• THE REQUEST:
Transcribe the material below exactly as it appears.

• MATERIAL FOR THIS EXERCISE:
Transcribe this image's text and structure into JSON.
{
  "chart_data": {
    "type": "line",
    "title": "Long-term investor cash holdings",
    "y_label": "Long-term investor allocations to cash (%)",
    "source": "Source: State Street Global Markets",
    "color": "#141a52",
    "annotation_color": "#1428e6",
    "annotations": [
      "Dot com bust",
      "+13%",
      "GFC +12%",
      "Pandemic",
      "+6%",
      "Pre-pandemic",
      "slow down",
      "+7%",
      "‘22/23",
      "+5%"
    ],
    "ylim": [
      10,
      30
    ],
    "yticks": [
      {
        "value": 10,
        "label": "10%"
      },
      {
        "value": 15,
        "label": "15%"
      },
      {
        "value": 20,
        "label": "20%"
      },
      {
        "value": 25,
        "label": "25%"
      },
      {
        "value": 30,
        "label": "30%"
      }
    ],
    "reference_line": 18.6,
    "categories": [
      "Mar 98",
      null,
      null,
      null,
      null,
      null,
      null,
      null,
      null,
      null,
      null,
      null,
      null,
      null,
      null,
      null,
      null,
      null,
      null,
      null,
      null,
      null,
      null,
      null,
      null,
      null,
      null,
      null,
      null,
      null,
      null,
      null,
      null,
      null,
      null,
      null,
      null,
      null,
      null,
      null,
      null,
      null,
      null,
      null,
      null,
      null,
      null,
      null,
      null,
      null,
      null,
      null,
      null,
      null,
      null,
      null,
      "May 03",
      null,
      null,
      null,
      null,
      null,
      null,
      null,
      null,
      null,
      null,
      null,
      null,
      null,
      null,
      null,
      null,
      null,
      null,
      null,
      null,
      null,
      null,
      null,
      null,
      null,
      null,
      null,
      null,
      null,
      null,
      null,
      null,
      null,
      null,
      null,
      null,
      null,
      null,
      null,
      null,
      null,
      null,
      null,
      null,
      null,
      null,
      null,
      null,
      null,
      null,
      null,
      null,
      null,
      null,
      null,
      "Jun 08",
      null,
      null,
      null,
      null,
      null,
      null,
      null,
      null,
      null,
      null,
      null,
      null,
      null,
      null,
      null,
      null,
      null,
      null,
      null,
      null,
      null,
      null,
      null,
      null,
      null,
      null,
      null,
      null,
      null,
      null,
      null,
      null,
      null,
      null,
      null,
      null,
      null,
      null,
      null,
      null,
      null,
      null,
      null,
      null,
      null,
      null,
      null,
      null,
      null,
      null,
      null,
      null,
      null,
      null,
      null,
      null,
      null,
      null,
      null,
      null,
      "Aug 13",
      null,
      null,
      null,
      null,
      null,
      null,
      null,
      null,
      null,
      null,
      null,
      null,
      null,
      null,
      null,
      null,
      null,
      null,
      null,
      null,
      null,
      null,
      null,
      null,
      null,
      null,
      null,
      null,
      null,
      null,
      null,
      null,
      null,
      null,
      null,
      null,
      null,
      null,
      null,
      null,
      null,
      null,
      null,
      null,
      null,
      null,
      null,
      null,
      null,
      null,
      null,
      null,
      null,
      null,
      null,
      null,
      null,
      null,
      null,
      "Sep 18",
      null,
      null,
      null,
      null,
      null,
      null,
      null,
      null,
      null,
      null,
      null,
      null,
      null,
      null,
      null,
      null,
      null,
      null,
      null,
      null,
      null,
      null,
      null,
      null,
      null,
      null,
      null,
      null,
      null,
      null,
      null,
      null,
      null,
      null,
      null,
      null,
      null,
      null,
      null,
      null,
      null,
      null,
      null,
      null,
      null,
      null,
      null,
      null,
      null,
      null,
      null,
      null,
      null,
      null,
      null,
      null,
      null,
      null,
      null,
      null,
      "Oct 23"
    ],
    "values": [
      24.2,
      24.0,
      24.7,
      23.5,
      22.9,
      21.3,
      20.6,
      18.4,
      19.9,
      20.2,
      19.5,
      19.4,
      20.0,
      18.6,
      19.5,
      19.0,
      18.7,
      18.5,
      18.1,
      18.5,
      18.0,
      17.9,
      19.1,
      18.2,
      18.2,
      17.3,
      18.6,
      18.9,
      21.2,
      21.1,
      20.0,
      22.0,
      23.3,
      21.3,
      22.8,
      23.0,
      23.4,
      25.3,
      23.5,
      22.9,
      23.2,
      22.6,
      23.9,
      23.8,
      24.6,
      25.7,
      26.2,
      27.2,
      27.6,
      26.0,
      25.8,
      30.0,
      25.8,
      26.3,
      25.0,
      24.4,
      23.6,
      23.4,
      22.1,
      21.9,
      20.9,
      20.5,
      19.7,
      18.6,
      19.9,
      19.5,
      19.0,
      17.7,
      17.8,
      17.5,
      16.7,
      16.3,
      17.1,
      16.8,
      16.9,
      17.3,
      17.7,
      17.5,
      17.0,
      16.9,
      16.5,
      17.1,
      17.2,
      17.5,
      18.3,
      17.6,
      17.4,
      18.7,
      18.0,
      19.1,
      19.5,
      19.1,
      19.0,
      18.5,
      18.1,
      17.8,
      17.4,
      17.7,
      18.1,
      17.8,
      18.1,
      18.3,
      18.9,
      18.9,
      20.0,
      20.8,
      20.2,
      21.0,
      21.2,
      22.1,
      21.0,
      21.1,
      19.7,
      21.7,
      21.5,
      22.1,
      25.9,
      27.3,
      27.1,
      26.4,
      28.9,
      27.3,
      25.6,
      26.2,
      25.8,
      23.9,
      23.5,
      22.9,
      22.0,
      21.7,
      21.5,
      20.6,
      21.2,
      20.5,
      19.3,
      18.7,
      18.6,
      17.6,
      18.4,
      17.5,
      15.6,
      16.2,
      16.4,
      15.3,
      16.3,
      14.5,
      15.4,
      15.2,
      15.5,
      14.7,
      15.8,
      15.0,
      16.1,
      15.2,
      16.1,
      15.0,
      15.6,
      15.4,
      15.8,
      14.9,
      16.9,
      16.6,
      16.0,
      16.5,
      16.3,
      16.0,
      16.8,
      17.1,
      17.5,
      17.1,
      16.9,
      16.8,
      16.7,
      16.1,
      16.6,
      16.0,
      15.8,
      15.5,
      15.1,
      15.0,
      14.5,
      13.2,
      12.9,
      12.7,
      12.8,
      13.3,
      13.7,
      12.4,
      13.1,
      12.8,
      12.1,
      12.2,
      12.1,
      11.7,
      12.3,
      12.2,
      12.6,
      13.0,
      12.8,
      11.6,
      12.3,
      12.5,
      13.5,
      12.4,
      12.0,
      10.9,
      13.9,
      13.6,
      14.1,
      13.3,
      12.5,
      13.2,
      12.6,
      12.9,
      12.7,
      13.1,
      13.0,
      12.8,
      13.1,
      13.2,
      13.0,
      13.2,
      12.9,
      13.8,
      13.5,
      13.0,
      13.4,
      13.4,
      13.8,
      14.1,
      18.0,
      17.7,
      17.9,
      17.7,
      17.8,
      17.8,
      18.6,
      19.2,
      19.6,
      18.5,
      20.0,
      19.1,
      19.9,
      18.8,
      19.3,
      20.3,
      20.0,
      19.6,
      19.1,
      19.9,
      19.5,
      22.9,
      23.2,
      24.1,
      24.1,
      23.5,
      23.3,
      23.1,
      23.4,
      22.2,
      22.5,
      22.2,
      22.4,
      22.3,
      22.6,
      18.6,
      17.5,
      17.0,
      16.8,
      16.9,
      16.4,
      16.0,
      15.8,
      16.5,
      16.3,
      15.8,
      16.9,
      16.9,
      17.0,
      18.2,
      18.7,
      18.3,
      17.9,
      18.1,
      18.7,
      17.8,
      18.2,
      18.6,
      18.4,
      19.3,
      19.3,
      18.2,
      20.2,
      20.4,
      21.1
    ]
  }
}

• RESULT OF THE EXERCISE:
Transcribe this image's text and structure into JSON.
{
  "chart_data": {
    "type": "line",
    "title": "Long-term investor cash holdings",
    "y_label": "Long-term investor allocations to cash (%)",
    "source": "Source: State Street Global Markets",
    "color": "#141a52",
    "annotation_color": "#1428e6",
    "annotations": [
      "Dot com bust",
      "+13%",
      "GFC +12%",
      "Pandemic",
      "+6%",
      "Pre-pandemic",
      "slow down",
      "+7%",
      "‘22/23",
      "+5%"
    ],
    "ylim": [
      10,
      30
    ],
    "yticks": [
      {
        "value": 10,
        "label": "10%"
      },
      {
        "value": 15,
        "label": "15%"
      },
      {
        "value": 20,
        "label": "20%"
      },
      {
        "value": 25,
        "label": "25%"
      },
      {
        "value": 30,
        "label": "30%"
      }
    ],
    "reference_line": 18.6,
    "categories": [
      "Mar 98",
      null,
      null,
      null,
      null,
      null,
      null,
      null,
      null,
      null,
      null,
      null,
      null,
      null,
      null,
      null,
      null,
      null,
      null,
      null,
      null,
      null,
      null,
      null,
      null,
      null,
      null,
      null,
      null,
      null,
      null,
      null,
      null,
      null,
      null,
      null,
      null,
      null,
      null,
      null,
      null,
      null,
      null,
      null,
      null,
      null,
      null,
      null,
      null,
      null,
      null,
      null,
      null,
      null,
      null,
      null,
      "May 03",
      null,
      null,
      null,
      null,
      null,
      null,
      null,
      null,
      null,
      null,
      null,
      null,
      null,
      null,
      null,
      null,
      null,
      null,
      null,
      null,
      null,
      null,
      null,
      null,
      null,
      null,
      null,
      null,
      null,
      null,
      null,
      null,
      null,
      null,
      null,
      null,
      null,
      null,
      null,
      null,
      null,
      null,
      null,
      null,
      null,
      null,
      null,
      null,
      null,
      null,
      null,
      null,
      null,
      null,
      null,
      "Jun 08",
      null,
      null,
      null,
      null,
      null,
      null,
      null,
      null,
      null,
      null,
      null,
      null,
      null,
      null,
      null,
      null,
      null,
      null,
      null,
      null,
      null,
      null,
      null,
      null,
      null,
      null,
      null,
      null,
      null,
      null,
      null,
      null,
      null,
      null,
      null,
      null,
      null,
      null,
      null,
      null,
      null,
      null,
      null,
      null,
      null,
      null,
      null,
      null,
      null,
      null,
      null,
      null,
      null,
      null,
      null,
      null,
      null,
      null,
      null,
      null,
      "Aug 13",
      null,
      null,
      null,
      null,
      null,
      null,
      null,
      null,
      null,
      null,
      null,
      null,
      null,
      null,
      null,
      null,
      null,
      null,
      null,
      null,
      null,
      null,
      null,
      null,
      null,
      null,
      null,
      null,
      null,
      null,
      null,
      null,
      null,
      null,
      null,
      null,
      null,
      null,
      null,
      null,
      null,
      null,
      null,
      null,
      null,
      null,
      null,
      null,
      null,
      null,
      null,
      null,
      null,
      null,
      null,
      null,
      null,
      null,
      null,
      "Sep 18",
      null,
      null,
      null,
      null,
      null,
      null,
      null,
      null,
      null,
      null,
      null,
      null,
      null,
      null,
      null,
      null,
      null,
      null,
      null,
      null,
      null,
      null,
      null,
      null,
      null,
      null,
      null,
      null,
      null,
      null,
      null,
      null,
      null,
      null,
      null,
      null,
      null,
      null,
      null,
      null,
      null,
      null,
      null,
      null,
      null,
      null,
      null,
      null,
      null,
      null,
      null,
      null,
      null,
      null,
      null,
      null,
      null,
      null,
      null,
      null,
      "Oct 23"
    ],
    "values": [
      24.2,
      24.0,
      24.7,
      23.5,
      22.9,
      21.3,
      20.6,
      18.4,
      19.9,
      20.2,
      19.5,
      19.4,
      20.0,
      18.6,
      19.5,
      19.0,
      18.7,
      18.5,
      18.1,
      18.5,
      18.0,
      17.9,
      19.1,
      18.2,
      18.2,
      17.3,
      18.6,
      18.9,
      21.2,
      21.1,
      20.0,
      22.0,
      23.3,
      21.3,
      22.8,
      23.0,
      23.4,
      25.3,
      23.5,
      22.9,
      23.2,
      22.6,
      23.9,
      23.8,
      24.6,
      25.7,
      26.2,
      27.2,
      27.6,
      26.0,
      25.8,
      30.0,
      25.8,
      26.3,
      25.0,
      24.4,
      23.6,
      23.4,
      22.1,
      21.9,
      20.9,
      20.5,
      19.7,
      18.6,
      19.9,
      19.5,
      19.0,
      17.7,
      17.8,
      17.5,
      16.7,
      16.3,
      17.1,
      16.8,
      16.9,
      17.3,
      17.7,
      17.5,
      17.0,
      16.9,
      16.5,
      17.1,
      17.2,
      17.5,
      18.3,
      17.6,
      17.4,
      18.7,
      18.0,
      19.1,
      19.5,
      19.1,
      19.0,
      18.5,
      18.1,
      17.8,
      17.4,
      17.7,
      18.1,
      17.8,
      18.1,
      18.3,
      18.9,
      18.9,
      20.0,
      20.8,
      20.2,
      21.0,
      21.2,
      22.1,
      21.0,
      21.1,
      19.7,
      21.7,
      21.5,
      22.1,
      25.9,
      27.3,
      27.1,
      26.4,
      28.9,
      27.3,
      25.6,
      26.2,
      25.8,
      23.9,
      23.5,
      22.9,
      22.0,
      21.7,
      21.5,
      20.6,
      21.2,
      20.5,
      19.3,
      18.7,
      18.6,
      17.6,
      18.4,
      17.5,
      15.6,
      16.2,
      16.4,
      15.3,
      16.3,
      14.5,
      15.4,
      15.2,
      15.5,
      14.7,
      15.8,
      15.0,
      16.1,
      15.2,
      16.1,
      15.0,
      15.6,
      15.4,
      15.8,
      14.9,
      16.9,
      16.6,
      16.0,
      16.5,
      16.3,
      16.0,
      16.8,
      17.1,
      17.5,
      17.1,
      16.9,
      16.8,
      16.7,
      16.1,
      16.6,
      16.0,
      15.8,
      15.5,
      15.1,
      15.0,
      14.5,
      13.2,
      12.9,
      12.7,
      12.8,
      13.3,
      13.7,
      12.4,
      13.1,
      12.8,
      12.1,
      12.2,
      12.1,
      11.7,
      12.3,
      12.2,
      12.6,
      13.0,
      12.8,
      11.6,
      12.3,
      12.5,
      13.5,
      12.4,
      12.0,
      10.9,
      13.9,
      13.6,
      14.1,
      13.3,
      12.5,
      13.2,
      12.6,
      12.9,
      12.7,
      13.1,
      13.0,
      12.8,
      13.1,
      13.2,
      13.0,
      13.2,
      12.9,
      13.8,
      13.5,
      13.0,
      13.4,
      13.4,
      13.8,
      14.1,
      18.0,
      17.7,
      17.9,
      17.7,
      17.8,
      17.8,
      18.6,
      19.2,
      19.6,
      18.5,
      20.0,
      19.1,
      19.9,
      18.8,
      19.3,
      20.3,
      20.0,
      19.6,
      19.1,
      19.9,
      19.5,
      22.9,
      23.2,
      24.1,
      24.1,
      23.5,
      23.3,
      23.1,
      23.4,
      22.2,
      22.5,
      22.2,
      22.4,
      22.3,
      22.6,
      18.6,
      17.5,
      17.0,
      16.8,
      16.9,
      16.4,
      16.0,
      15.8,
      16.5,
      16.3,
      15.8,
      16.9,
      16.9,
      17.0,
      18.2,
      18.7,
      18.3,
      17.9,
      18.1,
      18.7,
      17.8,
      18.2,
      18.6,
      18.4,
      19.3,
      19.3,
      18.2,
      20.2,
      20.4,
      21.1
    ]
  }
}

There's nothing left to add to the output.